MATERIALS PROVIDED:
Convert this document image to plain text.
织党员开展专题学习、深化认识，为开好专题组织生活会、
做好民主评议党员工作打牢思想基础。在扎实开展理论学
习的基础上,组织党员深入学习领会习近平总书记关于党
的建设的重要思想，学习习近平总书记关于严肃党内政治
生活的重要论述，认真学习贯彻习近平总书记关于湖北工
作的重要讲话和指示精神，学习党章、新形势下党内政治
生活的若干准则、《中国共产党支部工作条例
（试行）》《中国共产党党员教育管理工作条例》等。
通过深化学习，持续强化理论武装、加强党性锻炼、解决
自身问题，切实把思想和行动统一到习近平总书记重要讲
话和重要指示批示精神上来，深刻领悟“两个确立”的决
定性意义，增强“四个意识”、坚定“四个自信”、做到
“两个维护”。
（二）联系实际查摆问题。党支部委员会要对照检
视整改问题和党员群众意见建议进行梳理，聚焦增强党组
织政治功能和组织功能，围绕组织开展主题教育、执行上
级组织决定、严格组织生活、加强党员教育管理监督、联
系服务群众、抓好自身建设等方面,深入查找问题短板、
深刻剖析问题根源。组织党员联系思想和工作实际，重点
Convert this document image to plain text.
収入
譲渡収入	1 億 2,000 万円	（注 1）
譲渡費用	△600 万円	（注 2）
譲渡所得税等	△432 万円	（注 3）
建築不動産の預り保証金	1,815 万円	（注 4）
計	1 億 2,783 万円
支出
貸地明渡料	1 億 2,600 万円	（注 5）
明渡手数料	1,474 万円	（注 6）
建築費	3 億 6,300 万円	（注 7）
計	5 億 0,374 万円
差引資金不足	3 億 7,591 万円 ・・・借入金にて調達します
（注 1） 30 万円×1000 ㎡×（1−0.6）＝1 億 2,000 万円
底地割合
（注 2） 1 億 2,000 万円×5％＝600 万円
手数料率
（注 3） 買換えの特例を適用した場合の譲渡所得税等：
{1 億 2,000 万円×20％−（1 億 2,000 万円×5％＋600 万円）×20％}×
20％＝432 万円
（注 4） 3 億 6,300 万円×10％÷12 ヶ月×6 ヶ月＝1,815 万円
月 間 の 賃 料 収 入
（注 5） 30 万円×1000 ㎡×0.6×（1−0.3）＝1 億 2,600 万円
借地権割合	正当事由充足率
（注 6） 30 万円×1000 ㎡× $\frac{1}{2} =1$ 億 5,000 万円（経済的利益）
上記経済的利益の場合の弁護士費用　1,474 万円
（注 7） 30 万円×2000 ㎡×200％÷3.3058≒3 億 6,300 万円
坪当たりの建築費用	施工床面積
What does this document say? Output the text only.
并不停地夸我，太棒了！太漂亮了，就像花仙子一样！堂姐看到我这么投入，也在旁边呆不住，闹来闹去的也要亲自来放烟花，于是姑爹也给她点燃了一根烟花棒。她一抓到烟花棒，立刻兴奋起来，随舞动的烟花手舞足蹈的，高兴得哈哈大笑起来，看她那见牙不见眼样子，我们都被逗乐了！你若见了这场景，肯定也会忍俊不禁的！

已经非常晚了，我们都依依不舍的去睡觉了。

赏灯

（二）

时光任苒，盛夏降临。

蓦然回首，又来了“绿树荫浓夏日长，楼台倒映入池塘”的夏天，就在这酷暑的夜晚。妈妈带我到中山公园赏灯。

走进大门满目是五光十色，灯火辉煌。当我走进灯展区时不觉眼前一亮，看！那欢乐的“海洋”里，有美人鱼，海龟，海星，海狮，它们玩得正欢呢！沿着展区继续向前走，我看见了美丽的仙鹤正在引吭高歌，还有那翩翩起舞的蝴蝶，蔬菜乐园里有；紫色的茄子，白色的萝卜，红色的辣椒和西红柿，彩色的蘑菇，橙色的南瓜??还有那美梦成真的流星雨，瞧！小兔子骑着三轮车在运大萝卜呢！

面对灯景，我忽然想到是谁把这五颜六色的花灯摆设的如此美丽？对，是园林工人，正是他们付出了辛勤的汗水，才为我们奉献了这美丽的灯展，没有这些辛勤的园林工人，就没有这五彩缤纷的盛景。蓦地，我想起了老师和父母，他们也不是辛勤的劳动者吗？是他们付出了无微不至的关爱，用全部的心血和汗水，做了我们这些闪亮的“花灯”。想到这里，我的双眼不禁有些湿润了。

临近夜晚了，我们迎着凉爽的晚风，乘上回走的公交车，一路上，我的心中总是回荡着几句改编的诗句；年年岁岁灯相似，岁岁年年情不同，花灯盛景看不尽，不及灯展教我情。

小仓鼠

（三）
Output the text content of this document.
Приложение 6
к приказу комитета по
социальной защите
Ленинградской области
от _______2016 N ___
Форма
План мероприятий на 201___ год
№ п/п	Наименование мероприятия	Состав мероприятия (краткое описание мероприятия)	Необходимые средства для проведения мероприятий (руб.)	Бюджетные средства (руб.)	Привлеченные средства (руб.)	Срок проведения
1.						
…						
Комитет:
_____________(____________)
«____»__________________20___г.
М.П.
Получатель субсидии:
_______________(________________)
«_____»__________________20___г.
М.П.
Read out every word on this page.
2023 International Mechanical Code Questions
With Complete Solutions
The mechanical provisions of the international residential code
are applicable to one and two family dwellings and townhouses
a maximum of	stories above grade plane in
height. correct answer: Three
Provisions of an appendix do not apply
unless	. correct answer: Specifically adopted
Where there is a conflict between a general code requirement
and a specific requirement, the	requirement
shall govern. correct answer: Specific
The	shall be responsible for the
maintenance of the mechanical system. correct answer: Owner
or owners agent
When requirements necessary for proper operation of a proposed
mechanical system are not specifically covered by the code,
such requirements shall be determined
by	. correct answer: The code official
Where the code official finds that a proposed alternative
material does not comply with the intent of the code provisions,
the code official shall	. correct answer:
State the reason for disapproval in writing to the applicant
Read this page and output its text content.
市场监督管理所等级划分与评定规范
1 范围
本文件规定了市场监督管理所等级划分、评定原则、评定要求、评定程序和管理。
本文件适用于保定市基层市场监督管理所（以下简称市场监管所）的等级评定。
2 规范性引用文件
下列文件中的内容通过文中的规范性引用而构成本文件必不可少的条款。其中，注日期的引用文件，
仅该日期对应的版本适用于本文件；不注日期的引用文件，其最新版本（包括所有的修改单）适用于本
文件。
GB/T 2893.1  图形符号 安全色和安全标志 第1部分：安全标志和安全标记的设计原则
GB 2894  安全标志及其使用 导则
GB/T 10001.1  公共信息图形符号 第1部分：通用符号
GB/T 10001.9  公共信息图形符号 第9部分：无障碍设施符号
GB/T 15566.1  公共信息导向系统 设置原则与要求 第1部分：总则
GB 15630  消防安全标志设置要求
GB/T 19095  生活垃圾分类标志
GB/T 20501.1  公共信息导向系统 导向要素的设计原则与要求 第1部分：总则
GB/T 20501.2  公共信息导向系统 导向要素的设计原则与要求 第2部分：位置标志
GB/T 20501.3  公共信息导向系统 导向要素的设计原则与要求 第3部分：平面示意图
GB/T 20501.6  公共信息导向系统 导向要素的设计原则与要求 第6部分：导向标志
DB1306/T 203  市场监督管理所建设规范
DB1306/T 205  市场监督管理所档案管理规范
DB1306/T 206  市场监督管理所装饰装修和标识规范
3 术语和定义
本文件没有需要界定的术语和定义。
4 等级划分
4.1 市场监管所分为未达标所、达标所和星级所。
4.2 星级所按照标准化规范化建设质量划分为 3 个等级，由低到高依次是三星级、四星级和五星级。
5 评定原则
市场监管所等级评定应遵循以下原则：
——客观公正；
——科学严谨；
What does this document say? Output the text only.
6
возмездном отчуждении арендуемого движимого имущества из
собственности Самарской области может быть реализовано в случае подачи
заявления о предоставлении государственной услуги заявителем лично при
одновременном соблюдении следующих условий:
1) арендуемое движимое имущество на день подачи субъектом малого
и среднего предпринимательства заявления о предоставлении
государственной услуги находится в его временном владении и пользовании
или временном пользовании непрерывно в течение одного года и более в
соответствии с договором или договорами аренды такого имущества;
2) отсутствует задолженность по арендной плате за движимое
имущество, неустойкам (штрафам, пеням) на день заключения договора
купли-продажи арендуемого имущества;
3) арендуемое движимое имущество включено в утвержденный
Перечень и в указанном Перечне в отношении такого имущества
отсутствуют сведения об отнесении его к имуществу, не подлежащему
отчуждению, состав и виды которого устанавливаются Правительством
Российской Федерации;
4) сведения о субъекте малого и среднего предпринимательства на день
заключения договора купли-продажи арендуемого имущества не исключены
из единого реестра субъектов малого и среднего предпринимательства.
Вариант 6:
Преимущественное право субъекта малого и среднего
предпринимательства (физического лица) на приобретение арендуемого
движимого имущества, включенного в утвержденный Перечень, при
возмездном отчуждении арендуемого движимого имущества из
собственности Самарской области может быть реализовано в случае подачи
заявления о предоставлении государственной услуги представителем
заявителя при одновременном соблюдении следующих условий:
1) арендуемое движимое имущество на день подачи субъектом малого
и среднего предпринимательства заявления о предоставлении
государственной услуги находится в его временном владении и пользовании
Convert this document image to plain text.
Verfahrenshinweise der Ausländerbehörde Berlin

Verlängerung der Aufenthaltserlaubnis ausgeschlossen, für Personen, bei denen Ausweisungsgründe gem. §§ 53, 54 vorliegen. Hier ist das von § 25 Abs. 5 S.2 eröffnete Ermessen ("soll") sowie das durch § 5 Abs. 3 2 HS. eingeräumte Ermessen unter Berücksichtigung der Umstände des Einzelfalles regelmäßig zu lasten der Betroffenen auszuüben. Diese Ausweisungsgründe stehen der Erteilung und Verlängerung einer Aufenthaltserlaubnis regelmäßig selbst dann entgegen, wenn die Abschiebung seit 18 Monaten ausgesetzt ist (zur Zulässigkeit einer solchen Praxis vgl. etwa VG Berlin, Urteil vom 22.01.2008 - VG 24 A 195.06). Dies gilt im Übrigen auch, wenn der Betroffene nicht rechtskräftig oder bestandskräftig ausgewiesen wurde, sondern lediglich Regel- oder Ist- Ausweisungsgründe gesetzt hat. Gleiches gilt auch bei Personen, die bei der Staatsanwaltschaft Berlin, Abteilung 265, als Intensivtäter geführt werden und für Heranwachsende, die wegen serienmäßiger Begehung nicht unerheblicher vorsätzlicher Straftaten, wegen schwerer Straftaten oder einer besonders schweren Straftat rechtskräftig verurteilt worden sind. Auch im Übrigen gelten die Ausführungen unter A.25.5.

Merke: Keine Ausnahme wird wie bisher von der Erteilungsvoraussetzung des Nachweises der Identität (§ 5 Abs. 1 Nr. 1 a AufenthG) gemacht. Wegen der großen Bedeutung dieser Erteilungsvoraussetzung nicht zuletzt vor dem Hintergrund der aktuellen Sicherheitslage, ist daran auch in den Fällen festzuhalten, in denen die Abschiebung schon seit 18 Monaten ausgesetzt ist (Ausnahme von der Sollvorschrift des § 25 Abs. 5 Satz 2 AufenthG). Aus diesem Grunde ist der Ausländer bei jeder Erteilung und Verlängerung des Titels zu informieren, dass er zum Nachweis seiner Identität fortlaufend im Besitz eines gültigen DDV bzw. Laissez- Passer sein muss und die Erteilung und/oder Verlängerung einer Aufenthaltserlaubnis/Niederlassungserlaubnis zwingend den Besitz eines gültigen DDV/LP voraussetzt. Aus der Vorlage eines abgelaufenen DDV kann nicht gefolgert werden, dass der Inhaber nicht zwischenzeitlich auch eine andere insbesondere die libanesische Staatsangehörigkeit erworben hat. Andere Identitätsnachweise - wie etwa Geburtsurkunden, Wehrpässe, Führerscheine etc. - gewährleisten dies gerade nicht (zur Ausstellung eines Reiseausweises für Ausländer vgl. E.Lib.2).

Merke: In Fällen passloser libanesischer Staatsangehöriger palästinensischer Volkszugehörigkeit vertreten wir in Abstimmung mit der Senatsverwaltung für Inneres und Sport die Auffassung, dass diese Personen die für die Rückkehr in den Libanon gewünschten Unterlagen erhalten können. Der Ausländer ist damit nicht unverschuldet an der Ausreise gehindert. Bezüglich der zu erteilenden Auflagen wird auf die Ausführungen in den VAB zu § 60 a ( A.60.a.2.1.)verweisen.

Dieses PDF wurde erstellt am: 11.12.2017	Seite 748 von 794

WHAT YOU NEED TO DO:
Copy out each line of the records that holds the string "купли".

COMPLETE ANSWER:
купли-продажи арендуемого имущества;
заключения договора купли-продажи арендуемого имущества не исключены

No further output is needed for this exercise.